● Problem details
Retype the whole listing, please, keeping every line exact and dropping the pictures.

● Dataset excerpt

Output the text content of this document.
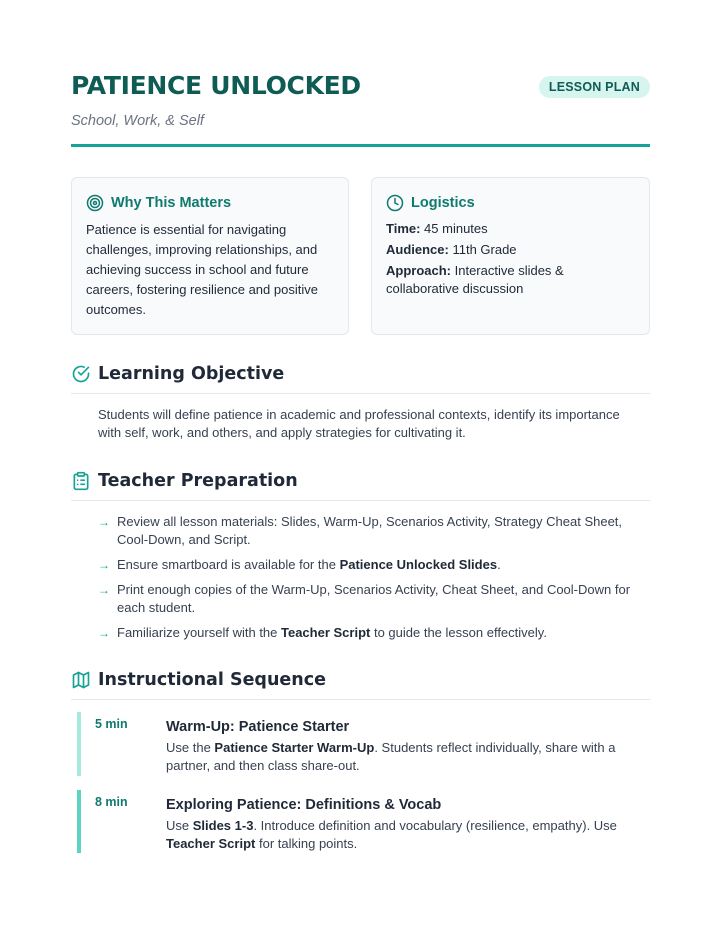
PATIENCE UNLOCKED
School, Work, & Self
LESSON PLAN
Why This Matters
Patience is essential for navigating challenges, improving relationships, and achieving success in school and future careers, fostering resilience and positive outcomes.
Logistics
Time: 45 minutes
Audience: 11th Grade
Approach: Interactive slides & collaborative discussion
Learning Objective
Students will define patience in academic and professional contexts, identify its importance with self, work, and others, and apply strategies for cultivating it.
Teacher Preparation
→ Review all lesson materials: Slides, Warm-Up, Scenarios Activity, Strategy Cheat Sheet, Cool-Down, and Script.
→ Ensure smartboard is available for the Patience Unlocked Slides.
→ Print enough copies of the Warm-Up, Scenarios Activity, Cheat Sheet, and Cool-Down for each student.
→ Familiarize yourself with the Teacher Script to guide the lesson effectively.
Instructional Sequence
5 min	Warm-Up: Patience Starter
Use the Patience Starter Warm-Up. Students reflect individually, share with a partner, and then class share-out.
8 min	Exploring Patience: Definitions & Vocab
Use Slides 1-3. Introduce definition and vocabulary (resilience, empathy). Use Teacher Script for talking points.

● Task response
Output the text content of this document.
PATIENCE UNLOCKED
School, Work, & Self
LESSON PLAN
Why This Matters
Patience is essential for navigating challenges, improving relationships, and achieving success in school and future careers, fostering resilience and positive outcomes.
Logistics
Time: 45 minutes
Audience: 11th Grade
Approach: Interactive slides & collaborative discussion
Learning Objective
Students will define patience in academic and professional contexts, identify its importance with self, work, and others, and apply strategies for cultivating it.
Teacher Preparation
→ Review all lesson materials: Slides, Warm-Up, Scenarios Activity, Strategy Cheat Sheet, Cool-Down, and Script.
→ Ensure smartboard is available for the Patience Unlocked Slides.
→ Print enough copies of the Warm-Up, Scenarios Activity, Cheat Sheet, and Cool-Down for each student.
→ Familiarize yourself with the Teacher Script to guide the lesson effectively.
Instructional Sequence
5 min	Warm-Up: Patience Starter
Use the Patience Starter Warm-Up. Students reflect individually, share with a partner, and then class share-out.
8 min	Exploring Patience: Definitions & Vocab
Use Slides 1-3. Introduce definition and vocabulary (resilience, empathy). Use Teacher Script for talking points.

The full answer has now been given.